### Exercise directions
Wherever the word "skip" appears in a line, copy that line.

>> start Available records

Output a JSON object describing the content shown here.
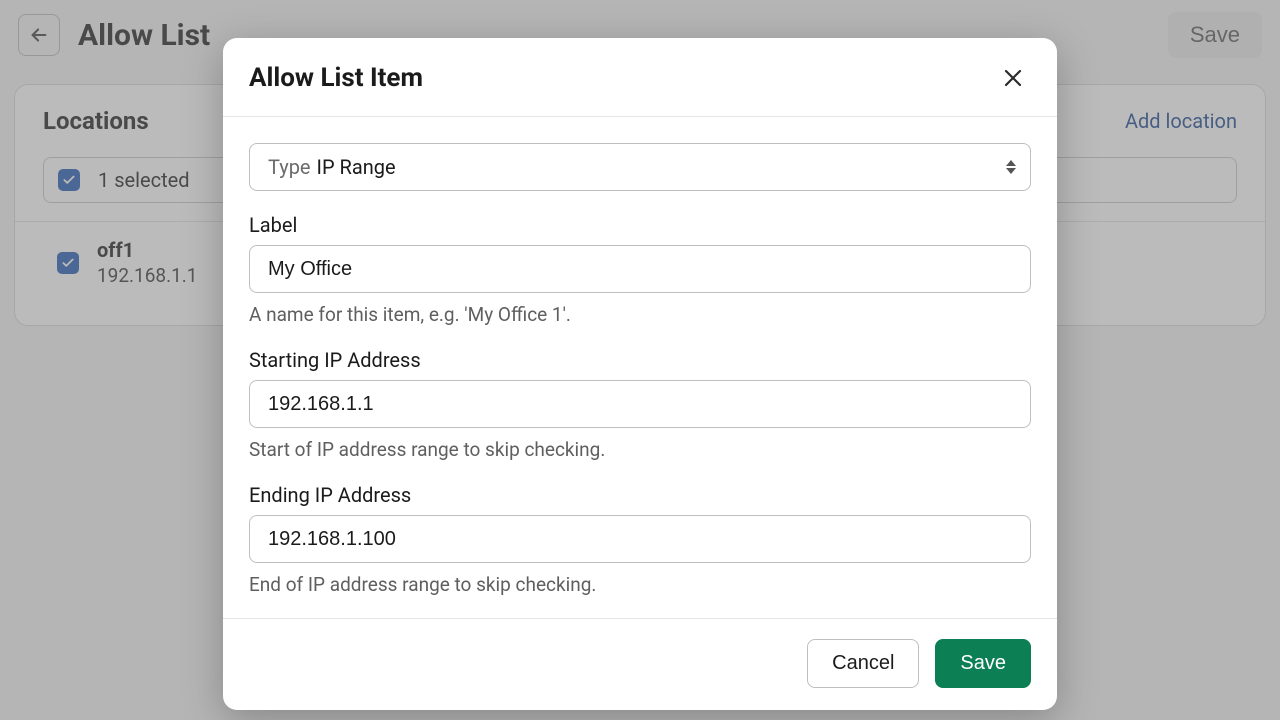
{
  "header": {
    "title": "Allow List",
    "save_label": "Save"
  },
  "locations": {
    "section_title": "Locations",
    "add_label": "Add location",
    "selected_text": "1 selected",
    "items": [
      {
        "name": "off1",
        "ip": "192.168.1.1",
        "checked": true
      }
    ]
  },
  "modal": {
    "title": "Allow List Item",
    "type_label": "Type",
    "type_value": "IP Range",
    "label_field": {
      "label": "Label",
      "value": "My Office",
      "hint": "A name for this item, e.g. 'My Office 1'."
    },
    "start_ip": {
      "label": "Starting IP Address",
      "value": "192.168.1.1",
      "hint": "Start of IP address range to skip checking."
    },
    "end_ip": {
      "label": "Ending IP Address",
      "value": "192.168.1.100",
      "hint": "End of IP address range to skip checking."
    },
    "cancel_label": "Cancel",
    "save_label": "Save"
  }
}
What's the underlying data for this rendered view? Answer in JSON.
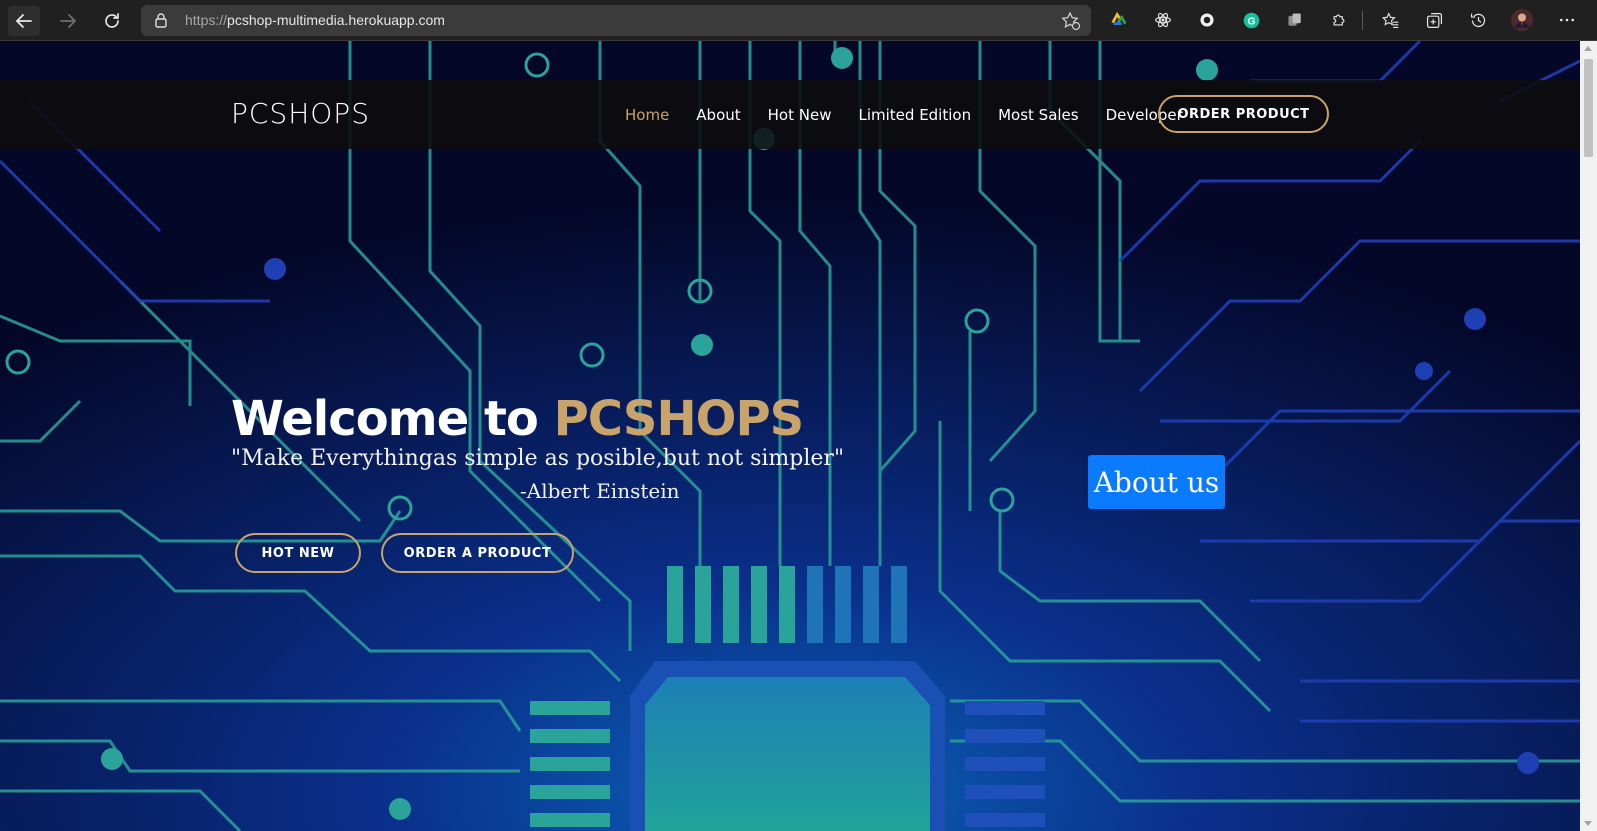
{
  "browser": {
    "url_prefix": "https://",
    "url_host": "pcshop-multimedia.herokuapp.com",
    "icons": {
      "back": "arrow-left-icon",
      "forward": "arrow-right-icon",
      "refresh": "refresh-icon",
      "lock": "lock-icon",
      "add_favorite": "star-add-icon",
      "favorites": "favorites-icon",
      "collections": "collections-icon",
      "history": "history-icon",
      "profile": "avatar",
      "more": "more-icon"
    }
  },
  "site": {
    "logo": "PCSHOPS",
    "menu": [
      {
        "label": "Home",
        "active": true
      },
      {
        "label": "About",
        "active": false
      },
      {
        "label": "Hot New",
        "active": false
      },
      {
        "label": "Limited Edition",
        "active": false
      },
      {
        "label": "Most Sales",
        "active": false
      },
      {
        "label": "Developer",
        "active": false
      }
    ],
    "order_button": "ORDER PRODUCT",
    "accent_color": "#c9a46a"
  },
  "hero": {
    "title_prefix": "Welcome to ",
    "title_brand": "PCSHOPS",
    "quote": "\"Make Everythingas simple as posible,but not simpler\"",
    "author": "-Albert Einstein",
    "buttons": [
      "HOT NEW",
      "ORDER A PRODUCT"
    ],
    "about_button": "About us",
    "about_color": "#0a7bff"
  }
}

>> end Available records

### Worked answer
      "hint": "Start of IP address range to skip checking."
      "hint": "End of IP address range to skip checking."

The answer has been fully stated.